[start The input]

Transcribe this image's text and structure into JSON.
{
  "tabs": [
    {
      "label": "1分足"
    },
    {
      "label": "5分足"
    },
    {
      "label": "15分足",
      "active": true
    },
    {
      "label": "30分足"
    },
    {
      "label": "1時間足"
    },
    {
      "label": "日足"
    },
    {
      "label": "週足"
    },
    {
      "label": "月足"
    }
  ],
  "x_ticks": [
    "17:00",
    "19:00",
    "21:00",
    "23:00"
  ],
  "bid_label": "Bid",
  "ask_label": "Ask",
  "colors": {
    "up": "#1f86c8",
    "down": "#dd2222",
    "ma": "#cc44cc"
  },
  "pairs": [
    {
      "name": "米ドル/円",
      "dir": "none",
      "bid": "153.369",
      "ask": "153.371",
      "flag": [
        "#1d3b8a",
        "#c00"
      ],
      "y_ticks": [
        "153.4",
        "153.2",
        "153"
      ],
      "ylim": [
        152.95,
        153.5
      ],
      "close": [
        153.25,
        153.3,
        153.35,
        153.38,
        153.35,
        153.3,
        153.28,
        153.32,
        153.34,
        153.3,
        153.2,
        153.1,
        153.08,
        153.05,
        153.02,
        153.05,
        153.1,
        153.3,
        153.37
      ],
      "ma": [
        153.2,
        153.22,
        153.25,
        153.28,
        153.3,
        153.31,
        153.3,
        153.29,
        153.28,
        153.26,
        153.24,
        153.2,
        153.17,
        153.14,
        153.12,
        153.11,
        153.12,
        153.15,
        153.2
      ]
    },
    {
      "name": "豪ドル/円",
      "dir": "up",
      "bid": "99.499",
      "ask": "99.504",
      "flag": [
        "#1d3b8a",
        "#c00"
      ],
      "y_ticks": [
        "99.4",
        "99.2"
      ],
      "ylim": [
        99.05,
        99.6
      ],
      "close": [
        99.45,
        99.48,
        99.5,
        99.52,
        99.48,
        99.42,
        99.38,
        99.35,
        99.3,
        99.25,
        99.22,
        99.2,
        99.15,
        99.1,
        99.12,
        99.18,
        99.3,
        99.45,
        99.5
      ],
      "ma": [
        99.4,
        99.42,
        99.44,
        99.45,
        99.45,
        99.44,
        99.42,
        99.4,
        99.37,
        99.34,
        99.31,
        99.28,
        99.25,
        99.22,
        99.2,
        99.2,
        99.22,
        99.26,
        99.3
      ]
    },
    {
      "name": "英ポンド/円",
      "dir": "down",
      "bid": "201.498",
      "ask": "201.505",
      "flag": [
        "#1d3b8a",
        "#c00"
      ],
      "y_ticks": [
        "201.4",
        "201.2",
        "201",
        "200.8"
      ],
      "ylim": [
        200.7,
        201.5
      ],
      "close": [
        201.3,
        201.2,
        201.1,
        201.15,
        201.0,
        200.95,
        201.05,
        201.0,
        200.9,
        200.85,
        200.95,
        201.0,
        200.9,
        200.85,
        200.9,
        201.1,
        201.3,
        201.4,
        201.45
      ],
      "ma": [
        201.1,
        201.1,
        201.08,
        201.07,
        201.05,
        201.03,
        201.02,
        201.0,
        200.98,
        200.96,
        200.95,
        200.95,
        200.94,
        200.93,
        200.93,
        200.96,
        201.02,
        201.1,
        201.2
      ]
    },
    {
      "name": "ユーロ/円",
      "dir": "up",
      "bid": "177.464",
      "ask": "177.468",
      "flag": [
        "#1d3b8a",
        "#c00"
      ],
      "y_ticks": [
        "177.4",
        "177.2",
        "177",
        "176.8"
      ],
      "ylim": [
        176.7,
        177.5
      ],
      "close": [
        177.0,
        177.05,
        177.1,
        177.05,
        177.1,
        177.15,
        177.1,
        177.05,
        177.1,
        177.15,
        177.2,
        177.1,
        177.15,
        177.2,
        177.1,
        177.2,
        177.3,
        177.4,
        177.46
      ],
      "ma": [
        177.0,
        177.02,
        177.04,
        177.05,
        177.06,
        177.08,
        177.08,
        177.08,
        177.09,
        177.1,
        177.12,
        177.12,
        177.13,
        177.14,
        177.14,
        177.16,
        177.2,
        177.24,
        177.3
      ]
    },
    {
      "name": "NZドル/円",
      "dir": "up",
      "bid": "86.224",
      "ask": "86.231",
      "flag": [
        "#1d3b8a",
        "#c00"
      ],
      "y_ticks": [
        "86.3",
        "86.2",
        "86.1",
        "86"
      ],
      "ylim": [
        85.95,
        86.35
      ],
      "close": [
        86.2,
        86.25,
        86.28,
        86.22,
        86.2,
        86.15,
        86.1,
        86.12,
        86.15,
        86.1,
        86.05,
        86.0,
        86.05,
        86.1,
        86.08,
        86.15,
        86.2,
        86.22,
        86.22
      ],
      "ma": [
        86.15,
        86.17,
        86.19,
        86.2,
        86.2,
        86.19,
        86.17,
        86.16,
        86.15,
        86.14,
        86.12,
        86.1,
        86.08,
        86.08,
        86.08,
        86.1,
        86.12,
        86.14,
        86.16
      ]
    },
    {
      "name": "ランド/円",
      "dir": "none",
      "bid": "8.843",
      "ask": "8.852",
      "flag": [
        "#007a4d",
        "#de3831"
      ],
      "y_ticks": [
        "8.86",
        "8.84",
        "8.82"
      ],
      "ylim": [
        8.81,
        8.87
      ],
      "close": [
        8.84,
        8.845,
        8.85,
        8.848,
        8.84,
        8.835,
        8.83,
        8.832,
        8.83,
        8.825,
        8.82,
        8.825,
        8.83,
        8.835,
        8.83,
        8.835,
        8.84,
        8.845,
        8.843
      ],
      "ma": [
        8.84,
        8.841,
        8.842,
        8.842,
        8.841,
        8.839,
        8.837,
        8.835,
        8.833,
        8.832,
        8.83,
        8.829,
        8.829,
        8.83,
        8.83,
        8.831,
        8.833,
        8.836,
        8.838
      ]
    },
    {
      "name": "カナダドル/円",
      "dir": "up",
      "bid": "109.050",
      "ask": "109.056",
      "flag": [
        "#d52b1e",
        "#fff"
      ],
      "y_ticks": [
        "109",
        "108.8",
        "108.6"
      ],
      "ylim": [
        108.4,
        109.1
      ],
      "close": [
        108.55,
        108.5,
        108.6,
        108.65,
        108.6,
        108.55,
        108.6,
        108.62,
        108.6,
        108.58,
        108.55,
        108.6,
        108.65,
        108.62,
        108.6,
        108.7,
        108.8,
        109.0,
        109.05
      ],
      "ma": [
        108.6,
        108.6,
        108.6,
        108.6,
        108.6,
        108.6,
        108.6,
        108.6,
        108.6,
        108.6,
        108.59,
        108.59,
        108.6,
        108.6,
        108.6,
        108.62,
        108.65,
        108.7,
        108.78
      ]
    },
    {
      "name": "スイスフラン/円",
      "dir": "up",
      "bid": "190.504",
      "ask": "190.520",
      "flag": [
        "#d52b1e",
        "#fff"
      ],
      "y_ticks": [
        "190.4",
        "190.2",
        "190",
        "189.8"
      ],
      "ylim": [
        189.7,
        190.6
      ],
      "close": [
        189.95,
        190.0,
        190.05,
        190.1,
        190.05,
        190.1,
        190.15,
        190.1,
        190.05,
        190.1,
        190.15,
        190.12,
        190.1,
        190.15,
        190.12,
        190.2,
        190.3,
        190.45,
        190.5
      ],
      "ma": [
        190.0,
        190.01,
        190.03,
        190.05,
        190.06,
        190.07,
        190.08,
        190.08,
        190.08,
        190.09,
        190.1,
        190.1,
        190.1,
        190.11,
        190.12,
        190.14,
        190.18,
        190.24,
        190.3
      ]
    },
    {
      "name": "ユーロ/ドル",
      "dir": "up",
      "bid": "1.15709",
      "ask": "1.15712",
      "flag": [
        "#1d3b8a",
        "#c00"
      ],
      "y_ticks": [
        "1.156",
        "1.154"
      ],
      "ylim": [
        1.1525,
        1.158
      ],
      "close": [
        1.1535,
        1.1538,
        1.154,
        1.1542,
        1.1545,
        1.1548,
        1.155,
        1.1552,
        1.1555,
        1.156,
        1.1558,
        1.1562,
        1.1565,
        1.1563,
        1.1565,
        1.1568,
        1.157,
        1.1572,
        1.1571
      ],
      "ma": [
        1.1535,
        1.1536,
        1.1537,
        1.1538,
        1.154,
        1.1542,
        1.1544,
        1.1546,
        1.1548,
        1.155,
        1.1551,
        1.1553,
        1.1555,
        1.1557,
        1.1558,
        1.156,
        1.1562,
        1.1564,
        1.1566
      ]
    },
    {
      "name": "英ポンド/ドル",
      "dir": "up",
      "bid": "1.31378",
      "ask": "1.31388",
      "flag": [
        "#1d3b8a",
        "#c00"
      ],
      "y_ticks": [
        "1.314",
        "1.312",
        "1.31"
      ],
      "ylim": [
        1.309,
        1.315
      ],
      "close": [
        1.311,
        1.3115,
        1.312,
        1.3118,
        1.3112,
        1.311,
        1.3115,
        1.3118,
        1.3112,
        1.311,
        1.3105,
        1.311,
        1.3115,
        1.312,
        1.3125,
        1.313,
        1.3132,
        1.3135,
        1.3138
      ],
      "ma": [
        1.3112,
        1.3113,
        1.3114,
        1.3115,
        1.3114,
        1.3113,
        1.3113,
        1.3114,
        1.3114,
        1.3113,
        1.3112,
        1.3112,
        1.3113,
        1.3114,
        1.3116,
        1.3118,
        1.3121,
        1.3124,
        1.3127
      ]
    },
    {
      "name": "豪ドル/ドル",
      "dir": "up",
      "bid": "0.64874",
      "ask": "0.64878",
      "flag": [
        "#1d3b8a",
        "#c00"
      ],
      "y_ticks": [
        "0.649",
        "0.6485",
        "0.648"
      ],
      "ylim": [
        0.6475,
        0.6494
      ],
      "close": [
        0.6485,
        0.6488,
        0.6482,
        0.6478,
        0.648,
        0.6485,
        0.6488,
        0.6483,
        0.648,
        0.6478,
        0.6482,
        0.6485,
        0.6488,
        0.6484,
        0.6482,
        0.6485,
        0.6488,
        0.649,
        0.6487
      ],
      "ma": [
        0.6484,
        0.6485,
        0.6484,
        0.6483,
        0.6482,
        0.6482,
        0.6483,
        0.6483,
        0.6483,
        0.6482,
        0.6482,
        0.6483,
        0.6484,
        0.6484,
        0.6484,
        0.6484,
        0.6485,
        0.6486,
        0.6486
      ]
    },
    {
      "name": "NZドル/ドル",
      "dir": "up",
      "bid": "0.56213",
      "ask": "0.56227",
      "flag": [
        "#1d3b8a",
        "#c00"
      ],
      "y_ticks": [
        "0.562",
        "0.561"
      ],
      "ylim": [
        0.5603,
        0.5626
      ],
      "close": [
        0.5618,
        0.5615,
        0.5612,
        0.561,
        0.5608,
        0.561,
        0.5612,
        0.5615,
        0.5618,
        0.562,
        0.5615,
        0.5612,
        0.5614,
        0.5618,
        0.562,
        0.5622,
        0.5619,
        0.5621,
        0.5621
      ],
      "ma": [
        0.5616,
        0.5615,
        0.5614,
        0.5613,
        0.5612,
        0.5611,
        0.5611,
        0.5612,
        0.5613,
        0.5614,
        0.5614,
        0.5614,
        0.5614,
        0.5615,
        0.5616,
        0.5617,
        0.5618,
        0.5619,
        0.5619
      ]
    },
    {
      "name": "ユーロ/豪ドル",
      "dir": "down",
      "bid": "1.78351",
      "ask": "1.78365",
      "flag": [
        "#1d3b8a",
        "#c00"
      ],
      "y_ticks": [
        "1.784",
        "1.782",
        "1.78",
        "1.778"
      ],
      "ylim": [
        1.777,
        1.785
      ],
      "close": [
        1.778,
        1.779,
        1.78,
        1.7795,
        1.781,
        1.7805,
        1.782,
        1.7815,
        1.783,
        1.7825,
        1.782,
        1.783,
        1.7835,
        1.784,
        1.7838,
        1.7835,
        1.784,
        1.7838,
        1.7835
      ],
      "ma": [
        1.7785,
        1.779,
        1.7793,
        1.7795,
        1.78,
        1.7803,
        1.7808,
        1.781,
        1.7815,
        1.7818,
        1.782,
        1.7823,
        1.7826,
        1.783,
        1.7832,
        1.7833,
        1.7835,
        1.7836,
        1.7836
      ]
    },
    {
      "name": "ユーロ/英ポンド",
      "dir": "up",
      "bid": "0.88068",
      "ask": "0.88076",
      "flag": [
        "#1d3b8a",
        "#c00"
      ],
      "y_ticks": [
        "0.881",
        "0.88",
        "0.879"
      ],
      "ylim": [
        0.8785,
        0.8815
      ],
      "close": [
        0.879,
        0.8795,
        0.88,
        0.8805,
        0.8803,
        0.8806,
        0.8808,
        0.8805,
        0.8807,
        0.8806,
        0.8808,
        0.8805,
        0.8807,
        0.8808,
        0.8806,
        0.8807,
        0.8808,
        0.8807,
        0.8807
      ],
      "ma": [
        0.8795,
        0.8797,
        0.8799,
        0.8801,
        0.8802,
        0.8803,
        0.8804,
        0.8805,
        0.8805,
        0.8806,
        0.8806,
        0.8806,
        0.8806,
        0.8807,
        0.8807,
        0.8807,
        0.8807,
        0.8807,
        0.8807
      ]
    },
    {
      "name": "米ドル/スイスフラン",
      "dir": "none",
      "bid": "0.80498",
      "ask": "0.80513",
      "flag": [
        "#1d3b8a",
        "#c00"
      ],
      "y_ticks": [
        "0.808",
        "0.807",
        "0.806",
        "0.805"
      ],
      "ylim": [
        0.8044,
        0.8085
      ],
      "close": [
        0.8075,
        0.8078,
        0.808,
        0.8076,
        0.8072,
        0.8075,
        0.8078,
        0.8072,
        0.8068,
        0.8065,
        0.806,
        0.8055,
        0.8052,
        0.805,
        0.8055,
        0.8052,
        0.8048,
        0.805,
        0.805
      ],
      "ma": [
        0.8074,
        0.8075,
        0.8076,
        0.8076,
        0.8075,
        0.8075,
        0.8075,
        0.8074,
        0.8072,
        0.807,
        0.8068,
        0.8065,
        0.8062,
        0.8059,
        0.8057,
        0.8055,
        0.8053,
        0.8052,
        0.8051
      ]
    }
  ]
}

[end The input]

* **Directive**: Search the data above for the string "英ポンド" and copy each line that has it.

* **Answer to the task**:
      "name": "英ポンド/円",
      "name": "英ポンド/ドル",
      "name": "ユーロ/英ポンド",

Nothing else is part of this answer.